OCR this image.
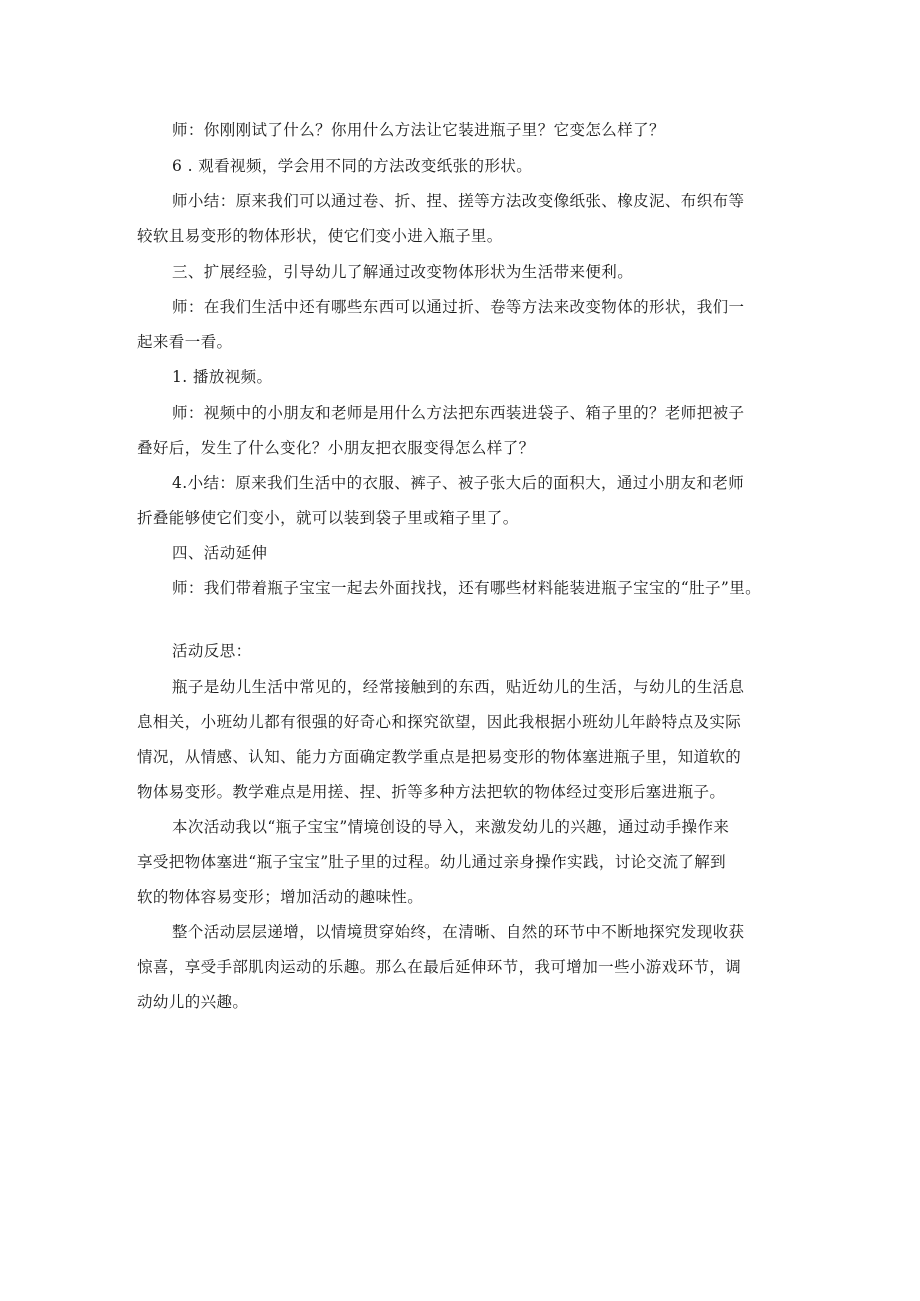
师：你刚刚试了什么？你用什么方法让它装进瓶子里？它变怎么样了？
6 . 观看视频，学会用不同的方法改变纸张的形状。
师小结：原来我们可以通过卷、折、捏、搓等方法改变像纸张、橡皮泥、布织布等
较软且易变形的物体形状，使它们变小进入瓶子里。
三、扩展经验，引导幼儿了解通过改变物体形状为生活带来便利。
师：在我们生活中还有哪些东西可以通过折、卷等方法来改变物体的形状，我们一
起来看一看。
1. 播放视频。
师：视频中的小朋友和老师是用什么方法把东西装进袋子、箱子里的？老师把被子
叠好后，发生了什么变化？小朋友把衣服变得怎么样了？
4.小结：原来我们生活中的衣服、裤子、被子张大后的面积大，通过小朋友和老师
折叠能够使它们变小，就可以装到袋子里或箱子里了。
四、活动延伸
师：我们带着瓶子宝宝一起去外面找找，还有哪些材料能装进瓶子宝宝的“肚子”里。
活动反思：
瓶子是幼儿生活中常见的，经常接触到的东西，贴近幼儿的生活，与幼儿的生活息
息相关，小班幼儿都有很强的好奇心和探究欲望，因此我根据小班幼儿年龄特点及实际
情况，从情感、认知、能力方面确定教学重点是把易变形的物体塞进瓶子里，知道软的
物体易变形。教学难点是用搓、捏、折等多种方法把软的物体经过变形后塞进瓶子。
本次活动我以“瓶子宝宝”情境创设的导入，来激发幼儿的兴趣，通过动手操作来
享受把物体塞进“瓶子宝宝”肚子里的过程。幼儿通过亲身操作实践，讨论交流了解到
软的物体容易变形；增加活动的趣味性。
整个活动层层递增，以情境贯穿始终，在清晰、自然的环节中不断地探究发现收获
惊喜，享受手部肌肉运动的乐趣。那么在最后延伸环节，我可增加一些小游戏环节，调
动幼儿的兴趣。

▶ _Aim_:
Without including any pictures, print all of the material exactly as given.

▶ _Finished task_:
OCR this image.
师：你刚刚试了什么？你用什么方法让它装进瓶子里？它变怎么样了？
6 . 观看视频，学会用不同的方法改变纸张的形状。
师小结：原来我们可以通过卷、折、捏、搓等方法改变像纸张、橡皮泥、布织布等
较软且易变形的物体形状，使它们变小进入瓶子里。
三、扩展经验，引导幼儿了解通过改变物体形状为生活带来便利。
师：在我们生活中还有哪些东西可以通过折、卷等方法来改变物体的形状，我们一
起来看一看。
1. 播放视频。
师：视频中的小朋友和老师是用什么方法把东西装进袋子、箱子里的？老师把被子
叠好后，发生了什么变化？小朋友把衣服变得怎么样了？
4.小结：原来我们生活中的衣服、裤子、被子张大后的面积大，通过小朋友和老师
折叠能够使它们变小，就可以装到袋子里或箱子里了。
四、活动延伸
师：我们带着瓶子宝宝一起去外面找找，还有哪些材料能装进瓶子宝宝的“肚子”里。
活动反思：
瓶子是幼儿生活中常见的，经常接触到的东西，贴近幼儿的生活，与幼儿的生活息
息相关，小班幼儿都有很强的好奇心和探究欲望，因此我根据小班幼儿年龄特点及实际
情况，从情感、认知、能力方面确定教学重点是把易变形的物体塞进瓶子里，知道软的
物体易变形。教学难点是用搓、捏、折等多种方法把软的物体经过变形后塞进瓶子。
本次活动我以“瓶子宝宝”情境创设的导入，来激发幼儿的兴趣，通过动手操作来
享受把物体塞进“瓶子宝宝”肚子里的过程。幼儿通过亲身操作实践，讨论交流了解到
软的物体容易变形；增加活动的趣味性。
整个活动层层递增，以情境贯穿始终，在清晰、自然的环节中不断地探究发现收获
惊喜，享受手部肌肉运动的乐趣。那么在最后延伸环节，我可增加一些小游戏环节，调
动幼儿的兴趣。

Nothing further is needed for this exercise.